### Task statement
Below are the records. List every line holding the word "title".
---
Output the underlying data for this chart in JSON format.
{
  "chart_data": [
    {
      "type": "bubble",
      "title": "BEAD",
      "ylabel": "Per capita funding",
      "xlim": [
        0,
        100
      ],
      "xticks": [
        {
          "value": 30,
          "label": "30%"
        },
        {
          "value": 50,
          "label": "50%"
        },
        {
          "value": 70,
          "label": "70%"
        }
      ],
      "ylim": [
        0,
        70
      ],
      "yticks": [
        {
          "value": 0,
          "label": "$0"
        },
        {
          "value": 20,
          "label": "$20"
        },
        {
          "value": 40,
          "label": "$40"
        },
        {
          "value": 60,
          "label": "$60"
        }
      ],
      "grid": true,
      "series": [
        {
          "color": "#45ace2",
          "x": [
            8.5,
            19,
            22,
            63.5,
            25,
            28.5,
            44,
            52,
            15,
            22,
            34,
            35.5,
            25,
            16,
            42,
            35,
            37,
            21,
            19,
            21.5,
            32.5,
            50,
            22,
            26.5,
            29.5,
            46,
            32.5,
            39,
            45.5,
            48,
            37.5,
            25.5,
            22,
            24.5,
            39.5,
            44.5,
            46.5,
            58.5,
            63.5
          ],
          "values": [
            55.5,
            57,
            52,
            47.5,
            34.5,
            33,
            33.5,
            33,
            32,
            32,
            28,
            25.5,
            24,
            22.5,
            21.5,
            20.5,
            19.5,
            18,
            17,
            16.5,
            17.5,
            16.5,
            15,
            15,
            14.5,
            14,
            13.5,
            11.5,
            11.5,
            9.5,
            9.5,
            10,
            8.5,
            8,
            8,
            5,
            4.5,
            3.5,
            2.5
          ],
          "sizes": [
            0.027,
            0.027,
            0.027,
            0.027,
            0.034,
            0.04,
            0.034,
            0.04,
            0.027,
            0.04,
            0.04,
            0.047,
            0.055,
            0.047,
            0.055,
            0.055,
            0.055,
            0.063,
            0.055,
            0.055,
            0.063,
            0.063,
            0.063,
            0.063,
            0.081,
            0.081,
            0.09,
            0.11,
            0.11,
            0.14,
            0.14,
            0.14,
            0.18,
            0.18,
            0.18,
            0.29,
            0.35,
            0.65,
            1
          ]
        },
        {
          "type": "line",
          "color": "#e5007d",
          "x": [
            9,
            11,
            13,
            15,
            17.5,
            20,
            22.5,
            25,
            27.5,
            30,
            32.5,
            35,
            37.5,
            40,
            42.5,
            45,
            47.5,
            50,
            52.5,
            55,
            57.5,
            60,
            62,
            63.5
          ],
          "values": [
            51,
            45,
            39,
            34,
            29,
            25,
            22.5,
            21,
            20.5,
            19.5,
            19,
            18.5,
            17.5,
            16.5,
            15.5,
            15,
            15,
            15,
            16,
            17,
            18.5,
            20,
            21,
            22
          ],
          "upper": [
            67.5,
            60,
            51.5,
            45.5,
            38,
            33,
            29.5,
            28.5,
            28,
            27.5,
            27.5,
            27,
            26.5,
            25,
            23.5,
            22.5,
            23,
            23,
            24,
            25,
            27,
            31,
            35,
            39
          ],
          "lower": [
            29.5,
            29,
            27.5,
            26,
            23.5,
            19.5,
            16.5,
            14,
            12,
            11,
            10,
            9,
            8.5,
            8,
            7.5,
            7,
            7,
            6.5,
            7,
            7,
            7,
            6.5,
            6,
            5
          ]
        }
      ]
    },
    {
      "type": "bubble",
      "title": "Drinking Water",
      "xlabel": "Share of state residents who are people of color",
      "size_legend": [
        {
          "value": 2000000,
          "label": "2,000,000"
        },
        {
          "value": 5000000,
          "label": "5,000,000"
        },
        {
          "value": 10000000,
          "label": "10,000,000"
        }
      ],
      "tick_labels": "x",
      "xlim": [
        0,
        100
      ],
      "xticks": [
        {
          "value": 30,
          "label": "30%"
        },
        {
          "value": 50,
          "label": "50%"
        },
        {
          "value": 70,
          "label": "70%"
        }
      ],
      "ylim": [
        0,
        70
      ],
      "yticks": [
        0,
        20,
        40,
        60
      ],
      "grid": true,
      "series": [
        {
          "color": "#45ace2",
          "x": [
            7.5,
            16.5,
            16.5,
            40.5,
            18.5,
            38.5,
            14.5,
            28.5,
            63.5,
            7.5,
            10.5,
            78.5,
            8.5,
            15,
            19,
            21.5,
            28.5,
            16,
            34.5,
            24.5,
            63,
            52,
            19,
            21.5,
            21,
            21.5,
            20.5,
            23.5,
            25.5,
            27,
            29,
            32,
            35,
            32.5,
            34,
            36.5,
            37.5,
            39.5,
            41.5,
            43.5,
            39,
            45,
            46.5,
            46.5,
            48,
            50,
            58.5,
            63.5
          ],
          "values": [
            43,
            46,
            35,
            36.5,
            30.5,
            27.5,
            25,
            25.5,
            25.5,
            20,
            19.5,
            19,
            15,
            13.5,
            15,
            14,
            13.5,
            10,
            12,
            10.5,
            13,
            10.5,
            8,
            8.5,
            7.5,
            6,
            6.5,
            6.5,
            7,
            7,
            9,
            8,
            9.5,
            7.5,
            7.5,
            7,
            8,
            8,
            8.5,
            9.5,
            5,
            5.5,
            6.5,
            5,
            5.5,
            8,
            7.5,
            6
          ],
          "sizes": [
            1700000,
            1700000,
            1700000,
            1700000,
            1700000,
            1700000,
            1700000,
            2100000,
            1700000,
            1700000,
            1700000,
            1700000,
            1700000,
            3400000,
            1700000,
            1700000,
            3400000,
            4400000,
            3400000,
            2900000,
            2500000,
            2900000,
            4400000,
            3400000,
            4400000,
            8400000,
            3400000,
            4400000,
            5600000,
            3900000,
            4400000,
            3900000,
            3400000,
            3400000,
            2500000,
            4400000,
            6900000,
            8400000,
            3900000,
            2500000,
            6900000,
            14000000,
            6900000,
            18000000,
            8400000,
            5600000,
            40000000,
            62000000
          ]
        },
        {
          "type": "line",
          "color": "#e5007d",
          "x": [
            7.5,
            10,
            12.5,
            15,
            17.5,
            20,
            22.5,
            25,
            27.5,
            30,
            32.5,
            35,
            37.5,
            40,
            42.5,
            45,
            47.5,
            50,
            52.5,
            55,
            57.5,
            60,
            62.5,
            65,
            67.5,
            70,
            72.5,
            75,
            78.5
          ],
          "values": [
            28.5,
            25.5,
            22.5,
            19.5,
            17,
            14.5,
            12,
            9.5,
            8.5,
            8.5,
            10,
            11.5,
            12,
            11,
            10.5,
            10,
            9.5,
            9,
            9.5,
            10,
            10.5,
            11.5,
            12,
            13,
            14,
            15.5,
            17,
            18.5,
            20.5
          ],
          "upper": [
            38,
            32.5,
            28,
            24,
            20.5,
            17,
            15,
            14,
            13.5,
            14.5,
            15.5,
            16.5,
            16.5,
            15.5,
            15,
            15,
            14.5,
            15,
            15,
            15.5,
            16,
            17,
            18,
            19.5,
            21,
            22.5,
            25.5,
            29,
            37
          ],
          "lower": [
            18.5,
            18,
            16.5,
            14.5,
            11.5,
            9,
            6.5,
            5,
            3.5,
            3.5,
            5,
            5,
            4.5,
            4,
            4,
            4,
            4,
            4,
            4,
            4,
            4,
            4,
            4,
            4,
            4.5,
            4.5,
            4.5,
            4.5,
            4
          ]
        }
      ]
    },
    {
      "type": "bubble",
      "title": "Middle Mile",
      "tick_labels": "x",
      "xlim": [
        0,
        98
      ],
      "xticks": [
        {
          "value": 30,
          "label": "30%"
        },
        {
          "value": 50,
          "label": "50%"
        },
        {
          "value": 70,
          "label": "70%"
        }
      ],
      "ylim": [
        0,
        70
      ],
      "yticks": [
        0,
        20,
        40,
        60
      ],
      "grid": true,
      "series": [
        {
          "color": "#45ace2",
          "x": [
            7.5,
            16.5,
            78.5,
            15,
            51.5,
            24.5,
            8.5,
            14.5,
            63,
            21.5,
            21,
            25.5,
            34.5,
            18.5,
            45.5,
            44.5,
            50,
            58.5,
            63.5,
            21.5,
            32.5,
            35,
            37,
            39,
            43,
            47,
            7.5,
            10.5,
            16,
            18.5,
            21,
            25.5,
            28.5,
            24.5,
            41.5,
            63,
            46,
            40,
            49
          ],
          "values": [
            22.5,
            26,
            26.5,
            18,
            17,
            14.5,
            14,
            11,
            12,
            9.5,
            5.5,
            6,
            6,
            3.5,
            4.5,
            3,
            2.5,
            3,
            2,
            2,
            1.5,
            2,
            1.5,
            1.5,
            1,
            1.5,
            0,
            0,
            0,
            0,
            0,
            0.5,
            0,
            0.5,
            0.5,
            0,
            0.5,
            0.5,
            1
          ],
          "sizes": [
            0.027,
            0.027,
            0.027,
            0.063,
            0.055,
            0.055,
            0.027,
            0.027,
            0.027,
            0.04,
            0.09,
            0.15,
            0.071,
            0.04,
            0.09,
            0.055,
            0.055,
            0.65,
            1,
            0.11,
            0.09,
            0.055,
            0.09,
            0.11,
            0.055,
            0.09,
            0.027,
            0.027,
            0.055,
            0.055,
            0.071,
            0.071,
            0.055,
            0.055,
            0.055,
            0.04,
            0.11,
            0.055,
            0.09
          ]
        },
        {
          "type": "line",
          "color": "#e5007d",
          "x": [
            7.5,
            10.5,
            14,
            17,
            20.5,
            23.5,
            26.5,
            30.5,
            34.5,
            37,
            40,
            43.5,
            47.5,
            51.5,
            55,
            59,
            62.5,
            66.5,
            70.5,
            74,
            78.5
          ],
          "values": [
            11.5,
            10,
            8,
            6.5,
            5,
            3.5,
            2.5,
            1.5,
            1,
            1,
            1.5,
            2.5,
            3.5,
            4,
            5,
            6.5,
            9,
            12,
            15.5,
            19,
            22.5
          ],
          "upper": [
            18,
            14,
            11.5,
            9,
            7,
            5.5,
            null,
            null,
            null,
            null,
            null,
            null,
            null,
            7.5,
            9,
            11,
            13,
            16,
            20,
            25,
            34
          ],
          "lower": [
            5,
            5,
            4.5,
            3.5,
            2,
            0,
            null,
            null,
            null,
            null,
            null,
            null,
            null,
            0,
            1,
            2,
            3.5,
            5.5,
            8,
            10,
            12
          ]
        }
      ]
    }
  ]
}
---
### Reply to the task
      "title": "BEAD",
      "title": "Drinking Water",
      "title": "Middle Mile",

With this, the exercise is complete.